→ PROBLEM DETAILS
In the data below, find every line that has the string "screenshot", and copy it.
....
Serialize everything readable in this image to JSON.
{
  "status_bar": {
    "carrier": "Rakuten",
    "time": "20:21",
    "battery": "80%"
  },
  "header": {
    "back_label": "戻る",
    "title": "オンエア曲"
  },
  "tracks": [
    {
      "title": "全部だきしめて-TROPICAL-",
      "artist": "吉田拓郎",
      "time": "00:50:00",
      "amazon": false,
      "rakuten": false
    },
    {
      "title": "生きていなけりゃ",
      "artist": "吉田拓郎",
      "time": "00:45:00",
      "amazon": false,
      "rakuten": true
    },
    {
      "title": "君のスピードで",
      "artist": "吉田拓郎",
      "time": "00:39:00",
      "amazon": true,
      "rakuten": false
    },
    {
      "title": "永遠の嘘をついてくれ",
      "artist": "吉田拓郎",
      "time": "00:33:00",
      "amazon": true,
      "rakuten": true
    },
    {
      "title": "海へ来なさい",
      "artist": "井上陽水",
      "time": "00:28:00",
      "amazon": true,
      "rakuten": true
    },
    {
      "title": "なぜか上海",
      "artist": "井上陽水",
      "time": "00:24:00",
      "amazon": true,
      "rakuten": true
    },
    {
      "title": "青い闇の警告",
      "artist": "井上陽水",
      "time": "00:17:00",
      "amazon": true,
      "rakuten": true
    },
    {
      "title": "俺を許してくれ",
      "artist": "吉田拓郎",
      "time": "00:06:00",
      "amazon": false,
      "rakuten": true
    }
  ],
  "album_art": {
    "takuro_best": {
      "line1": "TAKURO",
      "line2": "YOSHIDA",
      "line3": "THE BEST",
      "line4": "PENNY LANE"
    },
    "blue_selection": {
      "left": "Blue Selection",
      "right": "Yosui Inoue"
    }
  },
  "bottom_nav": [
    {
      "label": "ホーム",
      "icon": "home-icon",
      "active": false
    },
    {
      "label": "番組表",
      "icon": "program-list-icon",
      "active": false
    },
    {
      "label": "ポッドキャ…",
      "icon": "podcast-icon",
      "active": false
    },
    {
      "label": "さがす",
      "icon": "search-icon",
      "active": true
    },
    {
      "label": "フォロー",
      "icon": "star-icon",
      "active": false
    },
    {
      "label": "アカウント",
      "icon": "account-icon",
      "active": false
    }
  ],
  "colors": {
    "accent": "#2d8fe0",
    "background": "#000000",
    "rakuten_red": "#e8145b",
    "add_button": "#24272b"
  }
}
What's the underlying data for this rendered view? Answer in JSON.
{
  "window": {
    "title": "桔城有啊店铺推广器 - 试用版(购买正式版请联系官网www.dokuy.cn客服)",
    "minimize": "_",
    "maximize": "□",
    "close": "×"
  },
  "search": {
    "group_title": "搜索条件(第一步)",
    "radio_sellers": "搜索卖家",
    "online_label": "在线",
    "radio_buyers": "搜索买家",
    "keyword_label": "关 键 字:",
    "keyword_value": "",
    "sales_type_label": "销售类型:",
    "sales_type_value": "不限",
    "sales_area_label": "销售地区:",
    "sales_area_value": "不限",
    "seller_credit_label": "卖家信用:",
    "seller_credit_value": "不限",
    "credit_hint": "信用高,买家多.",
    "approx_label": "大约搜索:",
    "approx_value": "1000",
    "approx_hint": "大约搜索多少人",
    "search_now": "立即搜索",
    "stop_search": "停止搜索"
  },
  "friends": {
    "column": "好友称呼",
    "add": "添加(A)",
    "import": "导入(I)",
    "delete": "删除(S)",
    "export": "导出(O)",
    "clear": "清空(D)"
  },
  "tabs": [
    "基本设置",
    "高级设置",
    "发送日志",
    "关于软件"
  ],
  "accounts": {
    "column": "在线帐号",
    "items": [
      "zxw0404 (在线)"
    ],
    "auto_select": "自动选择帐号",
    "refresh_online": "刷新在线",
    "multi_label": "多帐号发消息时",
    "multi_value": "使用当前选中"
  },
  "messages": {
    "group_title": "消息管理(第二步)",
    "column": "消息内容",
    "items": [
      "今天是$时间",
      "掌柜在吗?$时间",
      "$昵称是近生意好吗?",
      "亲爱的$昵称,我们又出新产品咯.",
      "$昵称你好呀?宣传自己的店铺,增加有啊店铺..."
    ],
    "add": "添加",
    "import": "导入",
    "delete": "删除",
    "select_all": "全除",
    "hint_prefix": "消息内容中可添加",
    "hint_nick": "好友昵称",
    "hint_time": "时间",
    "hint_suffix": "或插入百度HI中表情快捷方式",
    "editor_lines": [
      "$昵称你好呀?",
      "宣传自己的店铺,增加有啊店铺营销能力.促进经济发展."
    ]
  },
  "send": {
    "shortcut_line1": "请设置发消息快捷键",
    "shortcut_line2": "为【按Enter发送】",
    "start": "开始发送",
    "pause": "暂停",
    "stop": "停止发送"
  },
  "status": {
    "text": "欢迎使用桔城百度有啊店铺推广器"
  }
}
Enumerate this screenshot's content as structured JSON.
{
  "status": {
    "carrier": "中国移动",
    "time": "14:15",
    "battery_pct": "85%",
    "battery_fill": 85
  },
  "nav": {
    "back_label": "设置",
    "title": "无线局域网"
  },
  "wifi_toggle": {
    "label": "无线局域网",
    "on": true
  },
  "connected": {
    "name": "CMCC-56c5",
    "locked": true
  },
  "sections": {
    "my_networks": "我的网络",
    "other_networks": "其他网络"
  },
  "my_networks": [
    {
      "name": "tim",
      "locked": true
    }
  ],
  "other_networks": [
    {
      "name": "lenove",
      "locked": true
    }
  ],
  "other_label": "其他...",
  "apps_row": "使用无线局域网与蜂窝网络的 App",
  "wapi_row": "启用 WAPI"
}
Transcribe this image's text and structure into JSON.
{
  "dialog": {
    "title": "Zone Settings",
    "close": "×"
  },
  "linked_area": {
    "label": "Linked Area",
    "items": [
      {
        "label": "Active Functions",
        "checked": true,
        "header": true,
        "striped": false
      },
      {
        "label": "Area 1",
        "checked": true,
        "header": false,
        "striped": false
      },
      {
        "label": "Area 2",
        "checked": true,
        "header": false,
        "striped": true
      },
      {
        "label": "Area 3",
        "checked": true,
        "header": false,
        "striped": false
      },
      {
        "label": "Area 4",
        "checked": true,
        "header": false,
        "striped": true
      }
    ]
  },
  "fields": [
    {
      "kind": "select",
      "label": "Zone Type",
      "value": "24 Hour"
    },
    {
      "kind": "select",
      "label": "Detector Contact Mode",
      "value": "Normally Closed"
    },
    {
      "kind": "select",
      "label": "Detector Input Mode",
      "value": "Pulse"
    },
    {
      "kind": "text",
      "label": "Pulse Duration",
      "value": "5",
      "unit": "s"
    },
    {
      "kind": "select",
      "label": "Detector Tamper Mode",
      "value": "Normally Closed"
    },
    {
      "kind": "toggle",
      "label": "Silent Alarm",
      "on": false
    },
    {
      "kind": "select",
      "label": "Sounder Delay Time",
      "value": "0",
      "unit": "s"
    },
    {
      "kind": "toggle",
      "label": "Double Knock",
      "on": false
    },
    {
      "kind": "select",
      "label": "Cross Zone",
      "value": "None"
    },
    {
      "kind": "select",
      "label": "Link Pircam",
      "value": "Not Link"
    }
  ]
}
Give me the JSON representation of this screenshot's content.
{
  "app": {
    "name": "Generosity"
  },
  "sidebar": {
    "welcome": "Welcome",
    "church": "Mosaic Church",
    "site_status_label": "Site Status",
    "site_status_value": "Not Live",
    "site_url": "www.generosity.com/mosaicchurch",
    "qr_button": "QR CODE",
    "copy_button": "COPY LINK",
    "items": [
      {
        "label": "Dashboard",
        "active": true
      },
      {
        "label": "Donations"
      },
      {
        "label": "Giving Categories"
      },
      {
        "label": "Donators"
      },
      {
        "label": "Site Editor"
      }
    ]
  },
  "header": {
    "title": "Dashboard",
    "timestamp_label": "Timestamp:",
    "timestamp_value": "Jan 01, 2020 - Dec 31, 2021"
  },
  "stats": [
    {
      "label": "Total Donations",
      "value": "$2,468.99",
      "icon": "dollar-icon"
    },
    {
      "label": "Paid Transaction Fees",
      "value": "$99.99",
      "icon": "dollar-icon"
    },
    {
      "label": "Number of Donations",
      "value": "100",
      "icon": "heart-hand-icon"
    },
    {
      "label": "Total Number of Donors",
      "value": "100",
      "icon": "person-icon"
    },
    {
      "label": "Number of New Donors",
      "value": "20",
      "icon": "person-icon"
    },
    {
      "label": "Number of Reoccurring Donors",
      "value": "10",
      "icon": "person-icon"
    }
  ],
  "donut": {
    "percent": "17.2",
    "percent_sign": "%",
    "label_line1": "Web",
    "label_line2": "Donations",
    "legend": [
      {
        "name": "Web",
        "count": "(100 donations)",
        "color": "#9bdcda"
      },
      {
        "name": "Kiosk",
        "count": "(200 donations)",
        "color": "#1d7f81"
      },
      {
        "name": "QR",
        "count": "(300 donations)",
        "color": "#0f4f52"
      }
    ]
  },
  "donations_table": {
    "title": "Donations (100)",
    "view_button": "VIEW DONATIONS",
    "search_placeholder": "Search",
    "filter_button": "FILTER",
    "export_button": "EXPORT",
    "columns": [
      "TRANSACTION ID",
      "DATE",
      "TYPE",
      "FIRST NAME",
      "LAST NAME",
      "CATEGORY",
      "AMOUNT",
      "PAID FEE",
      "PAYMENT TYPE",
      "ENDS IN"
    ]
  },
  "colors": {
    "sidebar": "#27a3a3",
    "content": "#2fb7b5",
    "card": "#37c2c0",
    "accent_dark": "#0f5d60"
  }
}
....
→ EXERCISE RESULT
Enumerate this screenshot's content as structured JSON.
Give me the JSON representation of this screenshot's content.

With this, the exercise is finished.